===== PASSAGE GIVEN =====

Note: We had to change the time.Sleep(1 * time.Second) to time.After(1 * time.Second)

How to do it using Context

Context is a very useful interface in go, that should be used and propagated in all blocking functions. It enables the propagation of cancelation throughout the program.

It is considered good practice for ctx context.Context to be the first argument in every method or function that is used directly or indirectly for external dependencies.

A very detailed article about context: https://go.dev/blog/context

Channel sharing issue

Let's examine how context properties could help in a more complex situation.

Having multiple loops running in parallel, using channels (counter-example):

GO
// COUNTER EXAMPLE, DO NOT USE THIS CODE
func main() {
	exit := make(chan os.Signal, 1)
	signal.Notify(exit, os.Interrupt, syscall.SIGTERM)
	
  // This will not work as expected!!
	var wg sync.WaitGroup

	wg.Add(1)
  go func() {
		defer wg.Done()
		for {
			select {
	    case <-exit: // Only one go routine will get the termination signal
				fmt.Println("Break the loop: hello")

=====

→ **EXERCISE REQUIREMENTS**: In the Go context excerpt, what is it considered good practice to make the first argument in every method or function used directly or indirectly for external dependencies? Please answer briefly. The rows have no part in this.

===== PROVIDED RECORDS =====

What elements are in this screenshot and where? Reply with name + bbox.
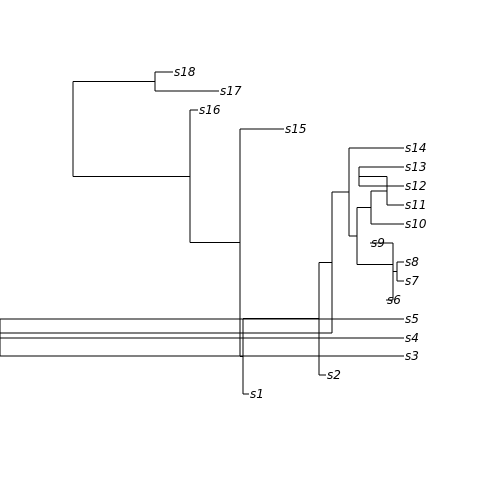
- tip-label-s8: s8: [405, 255, 419, 269]
- tip-label-s15: s15: [285, 122, 307, 136]
- tip-label-s2: s2: [327, 368, 341, 382]
- tip-label-s11: s11: [405, 198, 427, 212]
- tip-label-s6: s6: [387, 293, 401, 307]
- tip-label-s18: s18: [174, 65, 196, 79]
- tip-label-s17: s17: [220, 84, 242, 98]
- tip-label-s4: s4: [405, 331, 419, 345]
- tip-label-s3: s3: [405, 349, 419, 363]
- tip-label-s1: s1: [250, 387, 264, 401]
- tip-label-s5: s5: [405, 312, 419, 326]
- tip-label-s9: s9: [371, 236, 385, 250]
- tree-branches: [0, 71, 404, 395]
- tip-label-s14: s14: [405, 141, 427, 155]
- tip-label-s7: s7: [405, 274, 419, 288]
- tip-label-s13: s13: [405, 160, 427, 174]
- tip-label-s12: s12: [405, 179, 427, 193]
- tip-label-s16: s16: [199, 103, 221, 117]
- tip-labels: s1 s2 s3 s4 s5 s6 s7 s8 s9 s10 s11 s12 s13 s14 s15 s16 s…: [174, 65, 427, 401]
- tip-label-s10: s10: [405, 217, 427, 231]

=====

→ **SOLUTION BELOW**: ctx context.Context